INSTRUCTIONS FOR THE TASK:
Each line below must be set down exactly; omit any image you find.

>> Begin

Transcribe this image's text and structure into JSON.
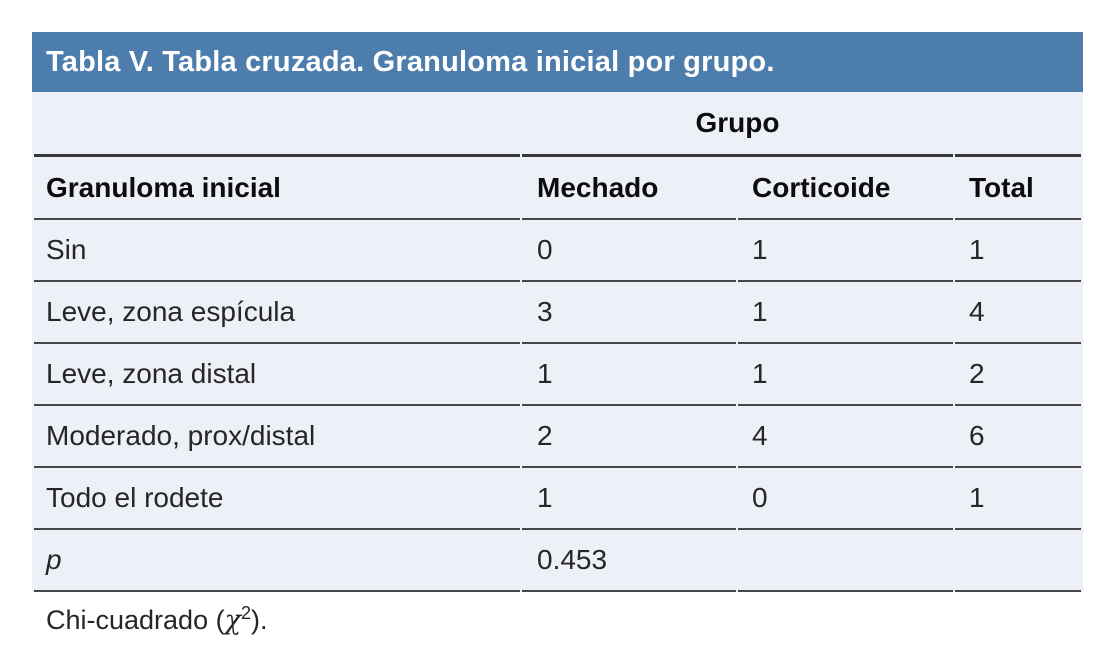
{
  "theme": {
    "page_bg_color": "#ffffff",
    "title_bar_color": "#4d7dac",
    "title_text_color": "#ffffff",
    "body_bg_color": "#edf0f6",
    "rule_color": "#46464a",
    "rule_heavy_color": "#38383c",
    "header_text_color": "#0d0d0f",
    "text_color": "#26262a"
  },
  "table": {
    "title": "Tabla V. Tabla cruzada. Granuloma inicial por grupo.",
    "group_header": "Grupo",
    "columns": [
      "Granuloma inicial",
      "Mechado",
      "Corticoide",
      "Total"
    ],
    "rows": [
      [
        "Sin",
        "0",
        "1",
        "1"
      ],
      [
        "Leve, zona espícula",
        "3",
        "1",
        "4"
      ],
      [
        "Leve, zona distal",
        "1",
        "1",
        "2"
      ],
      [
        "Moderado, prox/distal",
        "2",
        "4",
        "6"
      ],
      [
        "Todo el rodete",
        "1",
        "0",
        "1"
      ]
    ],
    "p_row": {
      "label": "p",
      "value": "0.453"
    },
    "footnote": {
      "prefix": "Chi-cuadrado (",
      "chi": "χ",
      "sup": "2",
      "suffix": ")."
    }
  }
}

>> End

RESULT FOR THIS TASK:
Transcribe this image's text and structure into JSON.
{
  "theme": {
    "page_bg_color": "#ffffff",
    "title_bar_color": "#4d7dac",
    "title_text_color": "#ffffff",
    "body_bg_color": "#edf0f6",
    "rule_color": "#46464a",
    "rule_heavy_color": "#38383c",
    "header_text_color": "#0d0d0f",
    "text_color": "#26262a"
  },
  "table": {
    "title": "Tabla V. Tabla cruzada. Granuloma inicial por grupo.",
    "group_header": "Grupo",
    "columns": [
      "Granuloma inicial",
      "Mechado",
      "Corticoide",
      "Total"
    ],
    "rows": [
      [
        "Sin",
        "0",
        "1",
        "1"
      ],
      [
        "Leve, zona espícula",
        "3",
        "1",
        "4"
      ],
      [
        "Leve, zona distal",
        "1",
        "1",
        "2"
      ],
      [
        "Moderado, prox/distal",
        "2",
        "4",
        "6"
      ],
      [
        "Todo el rodete",
        "1",
        "0",
        "1"
      ]
    ],
    "p_row": {
      "label": "p",
      "value": "0.453"
    },
    "footnote": {
      "prefix": "Chi-cuadrado (",
      "chi": "χ",
      "sup": "2",
      "suffix": ")."
    }
  }
}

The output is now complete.